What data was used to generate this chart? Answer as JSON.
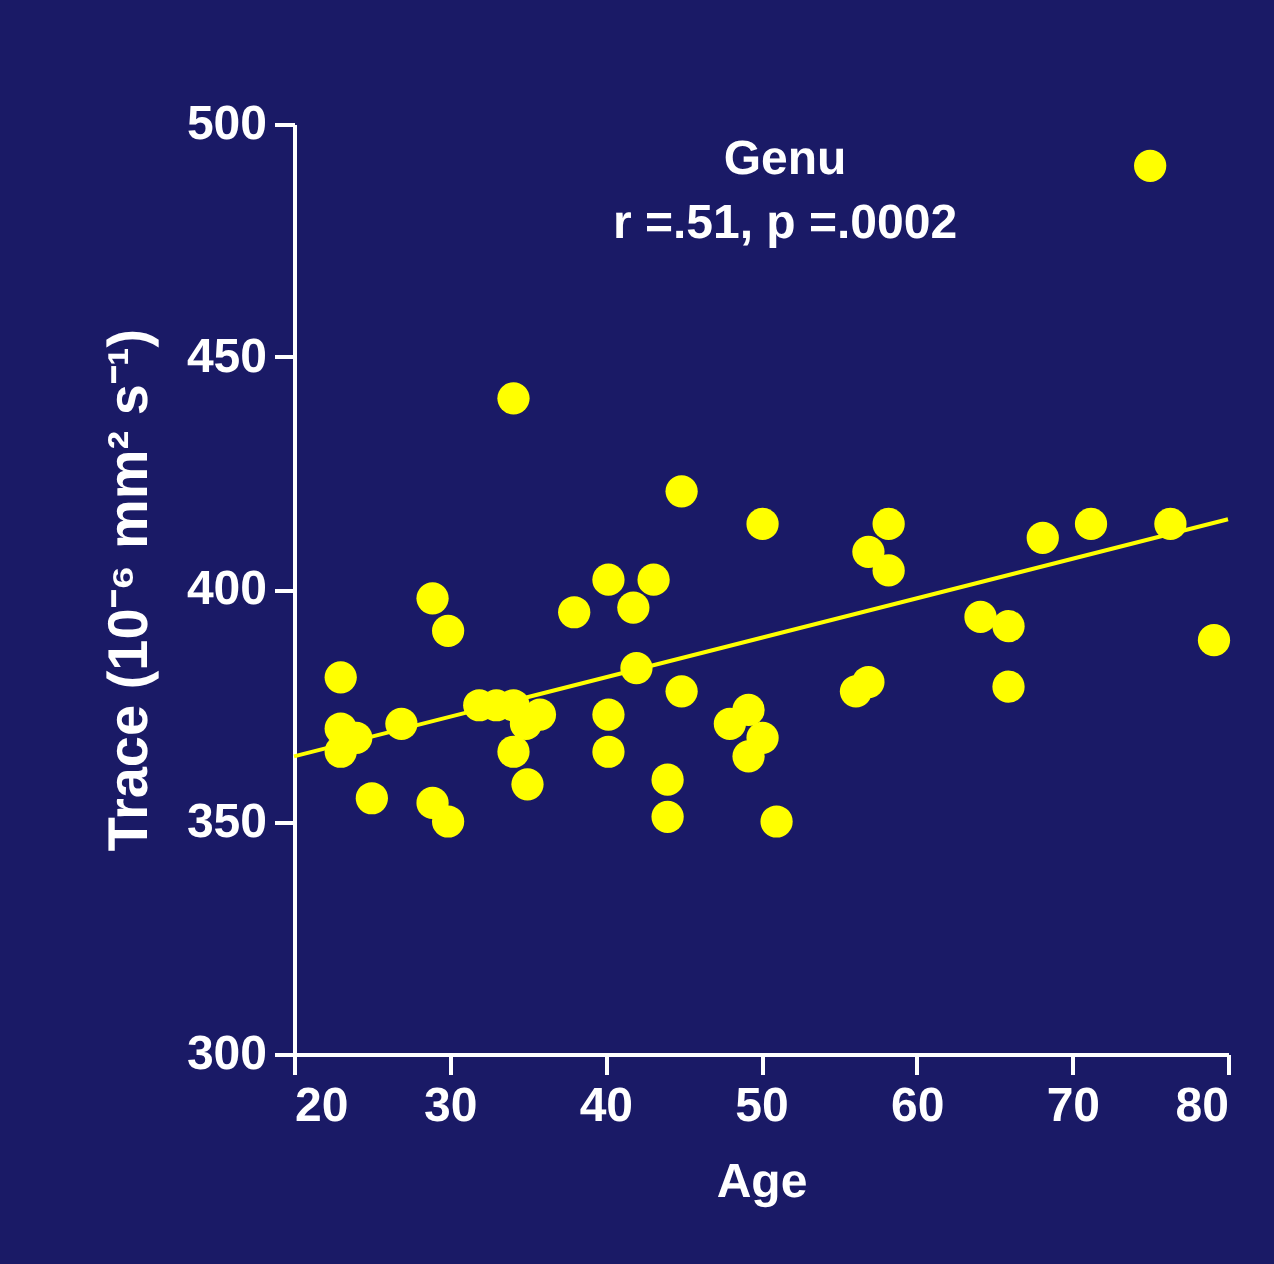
{
  "chart_data": {
    "type": "scatter",
    "title": "Genu",
    "xlabel": "Age",
    "ylabel": "Trace (10⁻⁶ mm² s⁻¹)",
    "annotations": [
      "r =.51, p =.0002"
    ],
    "xlim": [
      20,
      80
    ],
    "xticks": [
      20,
      30,
      40,
      50,
      60,
      70,
      80
    ],
    "ylim": [
      300,
      500
    ],
    "yticks": [
      300,
      350,
      400,
      450,
      500
    ],
    "grid": false,
    "marker": "circle",
    "series": [
      {
        "color": "#ffff00",
        "x": [
          75,
          34.1,
          44.9,
          50.1,
          58.2,
          56.9,
          58.2,
          68.1,
          71.2,
          76.3,
          79.1,
          64.1,
          65.9,
          65.9,
          56.9,
          56.1,
          28.9,
          29.9,
          23,
          38,
          40.2,
          41.8,
          43.1,
          42,
          40.2,
          40.2,
          44.9,
          44,
          44,
          48,
          49.2,
          49.2,
          50.1,
          51,
          31.9,
          33,
          34.1,
          34.1,
          34.9,
          35.8,
          35,
          26.9,
          23,
          24,
          23,
          25,
          28.9,
          29.9
        ],
        "values": [
          491,
          441,
          421,
          414,
          414,
          408,
          404,
          411,
          414,
          414,
          389,
          394,
          392,
          379,
          380,
          378,
          398,
          391,
          381,
          395,
          402,
          396,
          402,
          383,
          373,
          365,
          378,
          359,
          351,
          371,
          374,
          364,
          368,
          350,
          375,
          375,
          375,
          365,
          371,
          373,
          358,
          371,
          370,
          368,
          365,
          355,
          354,
          350
        ]
      },
      {
        "type": "line",
        "marker": "none",
        "color": "#ffff00",
        "x": [
          20,
          80
        ],
        "values": [
          364,
          415
        ]
      }
    ]
  }
}
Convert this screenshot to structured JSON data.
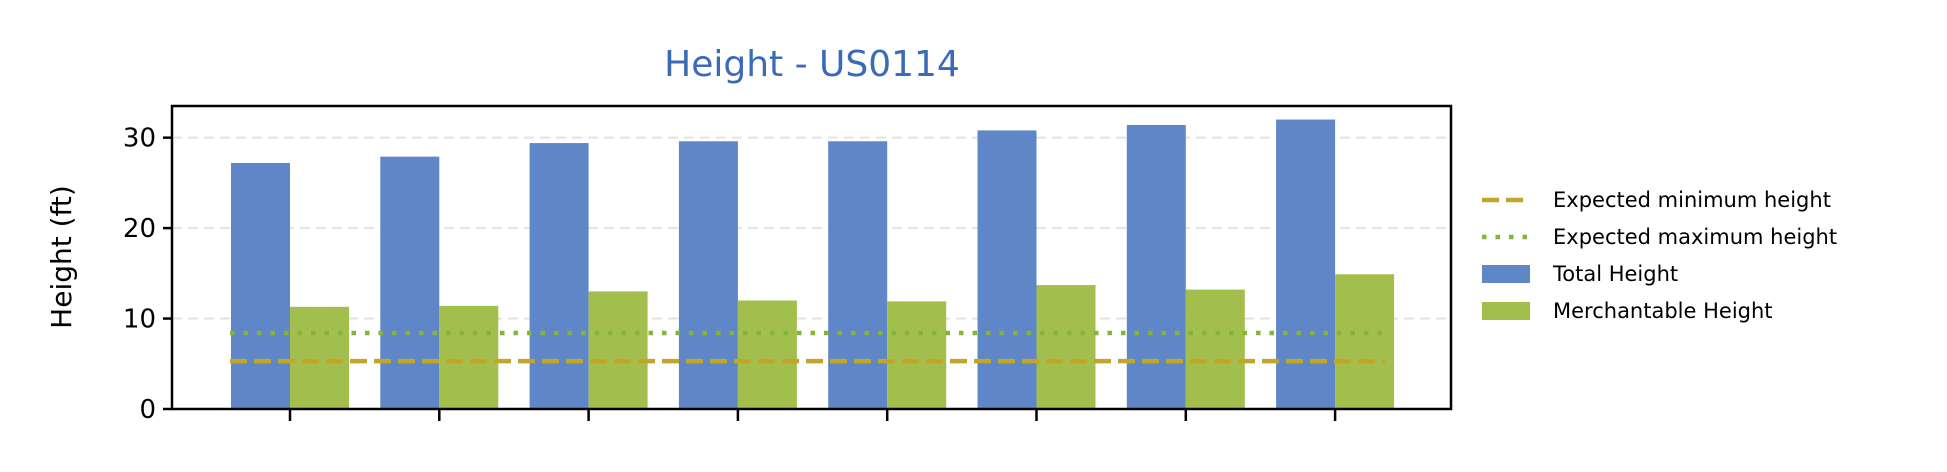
{
  "chart_data": {
    "type": "bar",
    "title": "Height - US0114",
    "title_color": "#3b6bb8",
    "xlabel": "",
    "ylabel": "Height (ft)",
    "ylim": [
      0,
      33.5
    ],
    "yticks": [
      0,
      10,
      20,
      30
    ],
    "grid": "horizontal dashed",
    "legend_position": "right",
    "categories": [
      "",
      "",
      "",
      "",
      "",
      "",
      "",
      ""
    ],
    "series": [
      {
        "name": "Total Height",
        "color": "#5f87c8",
        "values": [
          27.2,
          27.9,
          29.4,
          29.6,
          29.6,
          30.8,
          31.4,
          32.0
        ]
      },
      {
        "name": "Merchantable Height",
        "color": "#a2bf4e",
        "values": [
          11.3,
          11.4,
          13.0,
          12.0,
          11.9,
          13.7,
          13.2,
          14.9
        ]
      }
    ],
    "reference_lines": [
      {
        "name": "Expected minimum height",
        "value": 5.3,
        "style": "dashed",
        "color": "#c2a62a"
      },
      {
        "name": "Expected maximum height",
        "value": 8.4,
        "style": "dotted",
        "color": "#86b33a"
      }
    ]
  }
}
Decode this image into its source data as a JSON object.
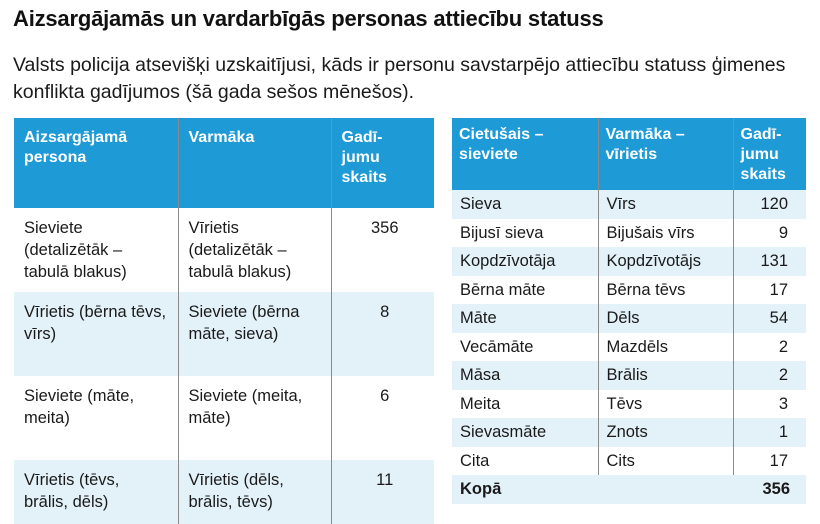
{
  "title": "Aizsargājamās un vardarbīgās personas attiecību statuss",
  "subtitle": "Valsts policija atsevišķi uzskaitījusi, kāds ir personu savstarpējo attiecību statuss ģimenes konflikta gadījumos (šā gada sešos mēnešos).",
  "left_table": {
    "headers": [
      "Aizsargājamā persona",
      "Varmāka",
      "Gadī-jumu skaits"
    ],
    "rows": [
      {
        "protected": "Sieviete (detalizētāk – tabulā blakus)",
        "abuser": "Vīrietis (detalizētāk – tabulā blakus)",
        "count": "356"
      },
      {
        "protected": "Vīrietis (bērna tēvs, vīrs)",
        "abuser": "Sieviete (bērna māte, sieva)",
        "count": "8"
      },
      {
        "protected": "Sieviete (māte, meita)",
        "abuser": "Sieviete (meita, māte)",
        "count": "6"
      },
      {
        "protected": "Vīrietis (tēvs, brālis, dēls)",
        "abuser": "Vīrietis (dēls, brālis, tēvs)",
        "count": "11"
      }
    ]
  },
  "right_table": {
    "headers": [
      "Cietušais – sieviete",
      "Varmāka – vīrietis",
      "Gadī-jumu skaits"
    ],
    "rows": [
      {
        "victim": "Sieva",
        "abuser": "Vīrs",
        "count": "120"
      },
      {
        "victim": "Bijusī sieva",
        "abuser": "Bijušais vīrs",
        "count": "9"
      },
      {
        "victim": "Kopdzīvotāja",
        "abuser": "Kopdzīvotājs",
        "count": "131"
      },
      {
        "victim": "Bērna māte",
        "abuser": "Bērna tēvs",
        "count": "17"
      },
      {
        "victim": "Māte",
        "abuser": "Dēls",
        "count": "54"
      },
      {
        "victim": "Vecāmāte",
        "abuser": "Mazdēls",
        "count": "2"
      },
      {
        "victim": "Māsa",
        "abuser": "Brālis",
        "count": "2"
      },
      {
        "victim": "Meita",
        "abuser": "Tēvs",
        "count": "3"
      },
      {
        "victim": "Sievasmāte",
        "abuser": "Znots",
        "count": "1"
      },
      {
        "victim": "Cita",
        "abuser": "Cits",
        "count": "17"
      }
    ],
    "total_label": "Kopā",
    "total_count": "356"
  },
  "colors": {
    "header_bg": "#1e9ad6",
    "row_alt_bg": "#e3f1f9",
    "header_text": "#ffffff"
  }
}
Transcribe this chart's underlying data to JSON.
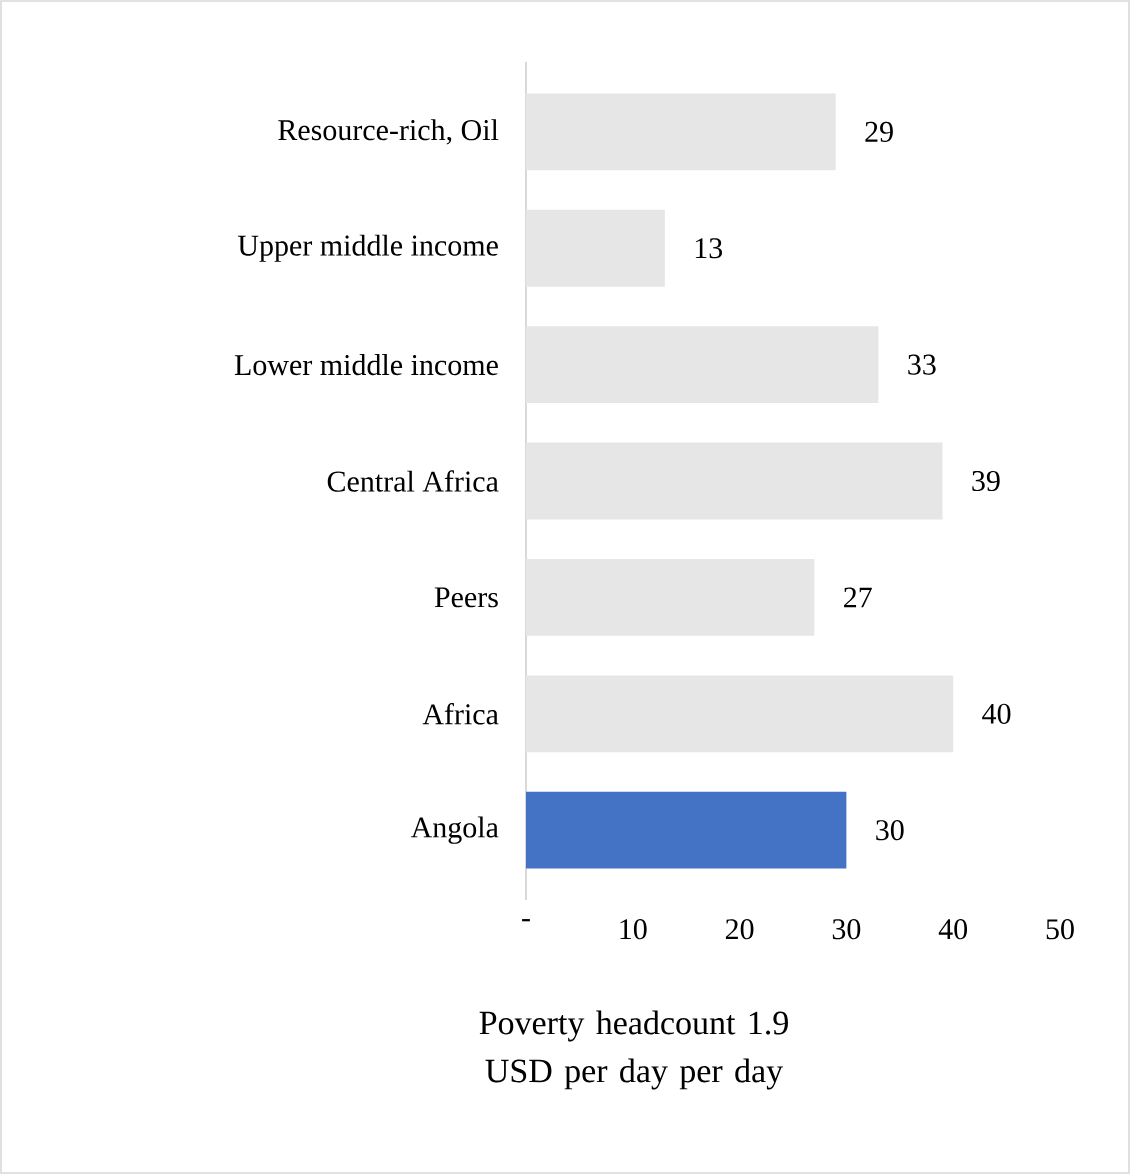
{
  "chart_data": {
    "type": "bar",
    "orientation": "horizontal",
    "xlabel": "Poverty headcount 1.9 USD per day per day",
    "categories": [
      "Resource-rich, Oil",
      "Upper middle income",
      "Lower middle income",
      "Central Africa",
      "Peers",
      "Africa",
      "Angola"
    ],
    "values": [
      29,
      13,
      33,
      39,
      27,
      40,
      30
    ],
    "colors": [
      "#e6e6e6",
      "#e6e6e6",
      "#e6e6e6",
      "#e6e6e6",
      "#e6e6e6",
      "#e6e6e6",
      "#4472c4"
    ],
    "xlim": [
      0,
      50
    ],
    "xticks": [
      {
        "value": 0,
        "label": "-"
      },
      10,
      20,
      30,
      40,
      50
    ],
    "data_labels": true
  }
}
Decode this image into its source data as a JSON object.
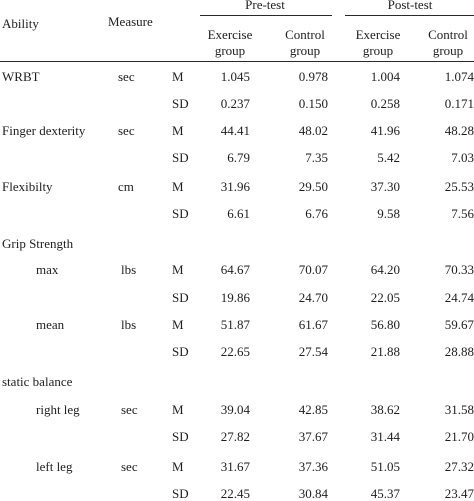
{
  "header": {
    "ability": "Ability",
    "measure": "Measure",
    "pre_test": "Pre-test",
    "post_test": "Post-test",
    "exercise_l1": "Exercise",
    "exercise_l2": "group",
    "control_l1": "Control",
    "control_l2": "group"
  },
  "rows": [
    {
      "ability": "WRBT",
      "unit": "sec",
      "stat": "M",
      "pre_ex": "1.045",
      "pre_ctrl": "0.978",
      "post_ex": "1.004",
      "post_ctrl": "1.074"
    },
    {
      "ability": "",
      "unit": "",
      "stat": "SD",
      "pre_ex": "0.237",
      "pre_ctrl": "0.150",
      "post_ex": "0.258",
      "post_ctrl": "0.171"
    },
    {
      "ability": "Finger dexterity",
      "unit": "sec",
      "stat": "M",
      "pre_ex": "44.41",
      "pre_ctrl": "48.02",
      "post_ex": "41.96",
      "post_ctrl": "48.28"
    },
    {
      "ability": "",
      "unit": "",
      "stat": "SD",
      "pre_ex": "6.79",
      "pre_ctrl": "7.35",
      "post_ex": "5.42",
      "post_ctrl": "7.03"
    },
    {
      "ability": "Flexibilty",
      "unit": "cm",
      "stat": "M",
      "pre_ex": "31.96",
      "pre_ctrl": "29.50",
      "post_ex": "37.30",
      "post_ctrl": "25.53"
    },
    {
      "ability": "",
      "unit": "",
      "stat": "SD",
      "pre_ex": "6.61",
      "pre_ctrl": "6.76",
      "post_ex": "9.58",
      "post_ctrl": "7.56"
    },
    {
      "ability": "Grip Strength",
      "unit": "",
      "stat": "",
      "pre_ex": "",
      "pre_ctrl": "",
      "post_ex": "",
      "post_ctrl": ""
    },
    {
      "ability": "max",
      "unit": "lbs",
      "stat": "M",
      "pre_ex": "64.67",
      "pre_ctrl": "70.07",
      "post_ex": "64.20",
      "post_ctrl": "70.33"
    },
    {
      "ability": "",
      "unit": "",
      "stat": "SD",
      "pre_ex": "19.86",
      "pre_ctrl": "24.70",
      "post_ex": "22.05",
      "post_ctrl": "24.74"
    },
    {
      "ability": "mean",
      "unit": "lbs",
      "stat": "M",
      "pre_ex": "51.87",
      "pre_ctrl": "61.67",
      "post_ex": "56.80",
      "post_ctrl": "59.67"
    },
    {
      "ability": "",
      "unit": "",
      "stat": "SD",
      "pre_ex": "22.65",
      "pre_ctrl": "27.54",
      "post_ex": "21.88",
      "post_ctrl": "28.88"
    },
    {
      "ability": "static balance",
      "unit": "",
      "stat": "",
      "pre_ex": "",
      "pre_ctrl": "",
      "post_ex": "",
      "post_ctrl": ""
    },
    {
      "ability": "right leg",
      "unit": "sec",
      "stat": "M",
      "pre_ex": "39.04",
      "pre_ctrl": "42.85",
      "post_ex": "38.62",
      "post_ctrl": "31.58"
    },
    {
      "ability": "",
      "unit": "",
      "stat": "SD",
      "pre_ex": "27.82",
      "pre_ctrl": "37.67",
      "post_ex": "31.44",
      "post_ctrl": "21.70"
    },
    {
      "ability": "left leg",
      "unit": "sec",
      "stat": "M",
      "pre_ex": "31.67",
      "pre_ctrl": "37.36",
      "post_ex": "51.05",
      "post_ctrl": "27.32"
    },
    {
      "ability": "",
      "unit": "",
      "stat": "SD",
      "pre_ex": "22.45",
      "pre_ctrl": "30.84",
      "post_ex": "45.37",
      "post_ctrl": "23.47"
    }
  ]
}
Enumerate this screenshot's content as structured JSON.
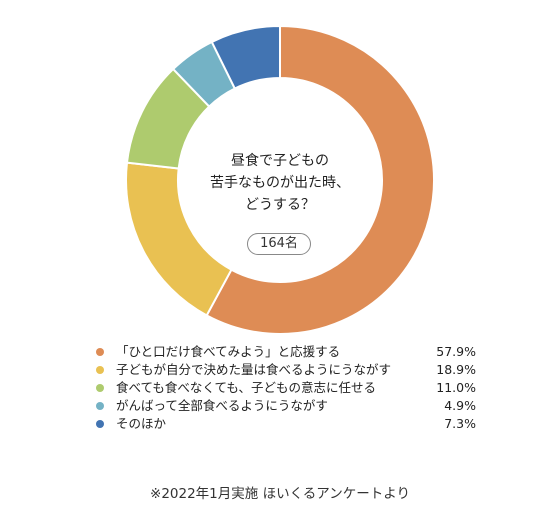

::::

# Goal of the exercise:
List every line above that contains the word "tabulā".

# Full output:
        "protected": "Sieviete (detalizētāk – tabulā blakus)",
        "abuser": "Vīrietis (detalizētāk – tabulā blakus)",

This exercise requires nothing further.